INFORMATION SUPPLIED:
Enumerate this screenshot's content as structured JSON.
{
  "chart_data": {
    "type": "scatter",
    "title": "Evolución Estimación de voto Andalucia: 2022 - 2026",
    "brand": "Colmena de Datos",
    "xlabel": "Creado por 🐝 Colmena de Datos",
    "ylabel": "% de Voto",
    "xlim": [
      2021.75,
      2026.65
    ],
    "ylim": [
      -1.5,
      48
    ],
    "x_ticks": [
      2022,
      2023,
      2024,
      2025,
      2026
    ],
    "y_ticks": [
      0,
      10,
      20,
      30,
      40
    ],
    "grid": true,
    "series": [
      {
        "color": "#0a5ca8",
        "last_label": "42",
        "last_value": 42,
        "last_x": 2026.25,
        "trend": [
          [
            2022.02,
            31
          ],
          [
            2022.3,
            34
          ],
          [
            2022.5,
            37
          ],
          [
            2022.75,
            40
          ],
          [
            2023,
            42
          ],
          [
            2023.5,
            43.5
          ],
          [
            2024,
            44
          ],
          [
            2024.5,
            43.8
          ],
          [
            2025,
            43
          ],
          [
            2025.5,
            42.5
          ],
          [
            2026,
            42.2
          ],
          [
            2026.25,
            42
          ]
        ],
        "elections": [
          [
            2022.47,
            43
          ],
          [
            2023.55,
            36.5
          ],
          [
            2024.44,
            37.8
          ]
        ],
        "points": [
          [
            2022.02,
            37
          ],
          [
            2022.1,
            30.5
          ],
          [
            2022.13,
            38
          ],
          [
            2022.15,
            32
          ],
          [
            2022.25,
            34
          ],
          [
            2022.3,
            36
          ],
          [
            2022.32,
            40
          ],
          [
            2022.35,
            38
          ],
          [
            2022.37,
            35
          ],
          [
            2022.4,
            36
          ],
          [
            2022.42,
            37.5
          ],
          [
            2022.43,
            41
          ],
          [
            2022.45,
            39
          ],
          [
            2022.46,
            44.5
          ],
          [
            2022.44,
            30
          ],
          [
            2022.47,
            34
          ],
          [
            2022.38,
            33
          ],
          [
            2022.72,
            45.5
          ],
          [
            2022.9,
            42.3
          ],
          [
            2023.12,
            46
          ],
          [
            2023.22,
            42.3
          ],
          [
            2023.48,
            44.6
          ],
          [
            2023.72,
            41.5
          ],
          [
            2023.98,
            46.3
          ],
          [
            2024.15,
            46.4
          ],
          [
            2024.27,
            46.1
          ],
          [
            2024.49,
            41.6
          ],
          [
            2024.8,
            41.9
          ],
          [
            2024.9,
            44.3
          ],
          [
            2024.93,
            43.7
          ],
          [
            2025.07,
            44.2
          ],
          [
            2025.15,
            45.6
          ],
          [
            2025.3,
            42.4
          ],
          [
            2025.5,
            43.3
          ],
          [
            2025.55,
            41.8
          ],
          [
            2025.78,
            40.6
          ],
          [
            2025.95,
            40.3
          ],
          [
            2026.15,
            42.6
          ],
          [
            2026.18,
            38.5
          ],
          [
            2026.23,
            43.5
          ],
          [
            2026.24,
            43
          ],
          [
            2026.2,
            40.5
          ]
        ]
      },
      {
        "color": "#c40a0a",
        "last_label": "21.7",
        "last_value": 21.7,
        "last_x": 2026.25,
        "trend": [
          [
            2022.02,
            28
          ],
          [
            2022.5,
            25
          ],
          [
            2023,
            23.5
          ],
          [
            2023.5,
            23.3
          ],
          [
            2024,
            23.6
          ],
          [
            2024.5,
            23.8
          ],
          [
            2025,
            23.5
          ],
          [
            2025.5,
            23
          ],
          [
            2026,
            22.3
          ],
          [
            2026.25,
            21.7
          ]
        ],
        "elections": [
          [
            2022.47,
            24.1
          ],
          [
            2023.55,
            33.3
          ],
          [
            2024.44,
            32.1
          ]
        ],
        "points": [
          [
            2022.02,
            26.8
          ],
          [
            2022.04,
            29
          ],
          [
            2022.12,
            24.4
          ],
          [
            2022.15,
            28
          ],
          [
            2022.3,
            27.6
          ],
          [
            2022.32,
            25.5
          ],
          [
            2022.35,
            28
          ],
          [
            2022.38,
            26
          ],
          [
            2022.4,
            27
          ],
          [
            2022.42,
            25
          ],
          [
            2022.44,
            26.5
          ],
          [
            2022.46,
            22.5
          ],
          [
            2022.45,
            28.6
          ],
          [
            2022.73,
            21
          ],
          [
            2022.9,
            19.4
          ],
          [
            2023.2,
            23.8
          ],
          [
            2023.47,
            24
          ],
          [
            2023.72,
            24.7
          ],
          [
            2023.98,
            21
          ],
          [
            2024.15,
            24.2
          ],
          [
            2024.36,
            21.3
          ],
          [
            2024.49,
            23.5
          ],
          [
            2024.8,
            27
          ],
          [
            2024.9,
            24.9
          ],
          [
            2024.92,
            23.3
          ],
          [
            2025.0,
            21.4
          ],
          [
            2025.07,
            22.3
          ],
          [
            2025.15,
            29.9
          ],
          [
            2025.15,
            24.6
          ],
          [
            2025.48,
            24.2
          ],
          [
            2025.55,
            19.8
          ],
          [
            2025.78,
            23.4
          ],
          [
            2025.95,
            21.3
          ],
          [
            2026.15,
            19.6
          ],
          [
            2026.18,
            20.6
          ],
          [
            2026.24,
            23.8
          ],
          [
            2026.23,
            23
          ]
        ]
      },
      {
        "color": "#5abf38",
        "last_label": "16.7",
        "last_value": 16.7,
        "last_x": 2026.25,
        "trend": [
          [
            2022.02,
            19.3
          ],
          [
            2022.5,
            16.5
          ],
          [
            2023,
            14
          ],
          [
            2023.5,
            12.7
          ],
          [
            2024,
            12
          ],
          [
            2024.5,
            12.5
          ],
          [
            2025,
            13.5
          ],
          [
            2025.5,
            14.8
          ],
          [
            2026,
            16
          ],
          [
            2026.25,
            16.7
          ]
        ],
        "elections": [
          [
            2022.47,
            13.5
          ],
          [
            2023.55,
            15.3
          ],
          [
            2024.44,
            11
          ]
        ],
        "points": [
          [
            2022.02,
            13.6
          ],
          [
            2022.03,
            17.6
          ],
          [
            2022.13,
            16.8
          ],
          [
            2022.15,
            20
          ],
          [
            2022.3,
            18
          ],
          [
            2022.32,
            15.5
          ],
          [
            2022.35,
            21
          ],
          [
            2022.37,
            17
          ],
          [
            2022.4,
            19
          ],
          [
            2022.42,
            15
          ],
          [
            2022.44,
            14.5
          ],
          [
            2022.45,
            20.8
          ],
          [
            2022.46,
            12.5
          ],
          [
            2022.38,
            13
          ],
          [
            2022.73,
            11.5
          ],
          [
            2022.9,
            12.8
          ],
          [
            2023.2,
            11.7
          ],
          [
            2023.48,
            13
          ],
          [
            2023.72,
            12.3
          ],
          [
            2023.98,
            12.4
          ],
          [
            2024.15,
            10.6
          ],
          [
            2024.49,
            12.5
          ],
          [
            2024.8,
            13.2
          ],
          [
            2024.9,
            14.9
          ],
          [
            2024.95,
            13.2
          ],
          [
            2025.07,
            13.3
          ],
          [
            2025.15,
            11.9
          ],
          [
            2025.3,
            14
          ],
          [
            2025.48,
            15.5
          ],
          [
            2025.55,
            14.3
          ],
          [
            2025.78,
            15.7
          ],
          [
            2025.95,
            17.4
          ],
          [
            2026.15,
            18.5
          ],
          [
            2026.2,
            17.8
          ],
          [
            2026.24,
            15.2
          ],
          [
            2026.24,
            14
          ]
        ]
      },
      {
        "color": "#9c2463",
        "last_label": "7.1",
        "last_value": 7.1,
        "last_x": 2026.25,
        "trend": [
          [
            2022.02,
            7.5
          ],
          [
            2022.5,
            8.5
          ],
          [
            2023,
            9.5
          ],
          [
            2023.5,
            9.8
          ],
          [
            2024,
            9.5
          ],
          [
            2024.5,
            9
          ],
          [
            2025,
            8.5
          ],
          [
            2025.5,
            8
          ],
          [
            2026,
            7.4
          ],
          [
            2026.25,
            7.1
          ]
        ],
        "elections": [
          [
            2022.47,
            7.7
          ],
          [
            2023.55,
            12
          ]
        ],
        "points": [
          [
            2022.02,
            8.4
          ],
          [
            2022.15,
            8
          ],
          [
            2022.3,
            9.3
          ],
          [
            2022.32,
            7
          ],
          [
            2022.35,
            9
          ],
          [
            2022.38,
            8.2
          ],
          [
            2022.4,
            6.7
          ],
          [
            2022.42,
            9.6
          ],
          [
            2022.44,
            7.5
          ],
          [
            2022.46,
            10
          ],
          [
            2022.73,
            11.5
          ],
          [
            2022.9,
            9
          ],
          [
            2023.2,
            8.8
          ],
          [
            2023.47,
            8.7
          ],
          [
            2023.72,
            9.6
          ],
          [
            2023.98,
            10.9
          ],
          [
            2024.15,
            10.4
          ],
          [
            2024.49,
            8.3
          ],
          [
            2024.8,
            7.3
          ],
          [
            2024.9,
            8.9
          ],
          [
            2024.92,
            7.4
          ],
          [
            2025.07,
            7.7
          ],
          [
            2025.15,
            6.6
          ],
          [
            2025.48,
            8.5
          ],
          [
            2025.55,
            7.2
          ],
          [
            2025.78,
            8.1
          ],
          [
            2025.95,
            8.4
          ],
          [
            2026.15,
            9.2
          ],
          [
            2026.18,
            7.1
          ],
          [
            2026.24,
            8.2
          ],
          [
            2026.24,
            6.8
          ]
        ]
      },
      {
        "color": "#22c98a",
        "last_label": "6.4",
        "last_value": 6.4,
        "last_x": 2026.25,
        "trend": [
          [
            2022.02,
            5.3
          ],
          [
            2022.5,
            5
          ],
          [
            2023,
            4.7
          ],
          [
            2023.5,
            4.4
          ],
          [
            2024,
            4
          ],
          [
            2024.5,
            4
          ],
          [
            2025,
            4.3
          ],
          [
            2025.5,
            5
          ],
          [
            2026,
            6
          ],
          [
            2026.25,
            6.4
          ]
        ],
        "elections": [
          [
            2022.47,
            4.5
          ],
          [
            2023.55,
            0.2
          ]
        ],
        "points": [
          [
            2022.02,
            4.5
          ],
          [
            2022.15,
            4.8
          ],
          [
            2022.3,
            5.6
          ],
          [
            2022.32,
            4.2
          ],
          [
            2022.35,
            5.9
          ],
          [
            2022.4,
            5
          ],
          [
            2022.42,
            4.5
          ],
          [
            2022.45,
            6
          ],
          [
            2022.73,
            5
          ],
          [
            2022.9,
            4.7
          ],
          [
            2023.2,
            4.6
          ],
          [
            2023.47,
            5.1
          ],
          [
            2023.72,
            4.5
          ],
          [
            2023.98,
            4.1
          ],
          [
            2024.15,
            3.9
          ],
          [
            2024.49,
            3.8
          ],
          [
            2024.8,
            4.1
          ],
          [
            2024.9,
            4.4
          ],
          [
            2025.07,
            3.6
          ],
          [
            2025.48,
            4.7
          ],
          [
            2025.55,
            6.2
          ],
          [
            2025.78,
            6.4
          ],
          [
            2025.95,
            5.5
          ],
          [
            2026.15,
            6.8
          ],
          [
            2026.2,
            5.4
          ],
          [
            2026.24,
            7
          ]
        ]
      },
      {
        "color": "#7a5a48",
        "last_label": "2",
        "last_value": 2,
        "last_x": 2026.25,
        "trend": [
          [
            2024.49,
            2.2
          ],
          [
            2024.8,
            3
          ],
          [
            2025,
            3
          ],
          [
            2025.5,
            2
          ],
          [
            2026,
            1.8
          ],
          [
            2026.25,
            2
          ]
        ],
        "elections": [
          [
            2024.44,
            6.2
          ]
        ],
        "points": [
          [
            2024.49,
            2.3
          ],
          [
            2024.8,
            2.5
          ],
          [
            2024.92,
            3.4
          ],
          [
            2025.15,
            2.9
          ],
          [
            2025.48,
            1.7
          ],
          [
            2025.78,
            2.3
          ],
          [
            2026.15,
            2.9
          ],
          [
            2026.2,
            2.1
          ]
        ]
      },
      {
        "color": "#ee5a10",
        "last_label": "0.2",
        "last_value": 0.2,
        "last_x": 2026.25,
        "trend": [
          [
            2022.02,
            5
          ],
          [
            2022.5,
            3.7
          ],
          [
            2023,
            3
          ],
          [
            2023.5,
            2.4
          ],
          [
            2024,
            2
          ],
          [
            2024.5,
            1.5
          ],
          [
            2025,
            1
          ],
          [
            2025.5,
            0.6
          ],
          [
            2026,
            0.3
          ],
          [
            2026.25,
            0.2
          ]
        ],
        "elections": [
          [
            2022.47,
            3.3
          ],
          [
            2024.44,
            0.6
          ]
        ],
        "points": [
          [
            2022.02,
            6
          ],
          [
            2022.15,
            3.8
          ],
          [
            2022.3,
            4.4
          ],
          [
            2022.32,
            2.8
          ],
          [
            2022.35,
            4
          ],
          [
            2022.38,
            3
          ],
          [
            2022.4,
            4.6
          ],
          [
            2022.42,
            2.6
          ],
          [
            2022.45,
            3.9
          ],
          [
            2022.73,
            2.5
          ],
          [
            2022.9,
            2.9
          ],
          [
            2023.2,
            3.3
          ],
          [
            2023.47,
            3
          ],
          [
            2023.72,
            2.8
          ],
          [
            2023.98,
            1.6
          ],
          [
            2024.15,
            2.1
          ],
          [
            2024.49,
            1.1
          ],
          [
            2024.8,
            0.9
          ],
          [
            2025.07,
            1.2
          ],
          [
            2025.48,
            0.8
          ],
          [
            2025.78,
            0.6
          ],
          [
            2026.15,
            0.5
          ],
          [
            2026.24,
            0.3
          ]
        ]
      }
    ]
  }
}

PROBLEM: Check each line above for the word "Colmena" and say how many have it, with nothing else.

RESPONSE TO THIS TASK: 2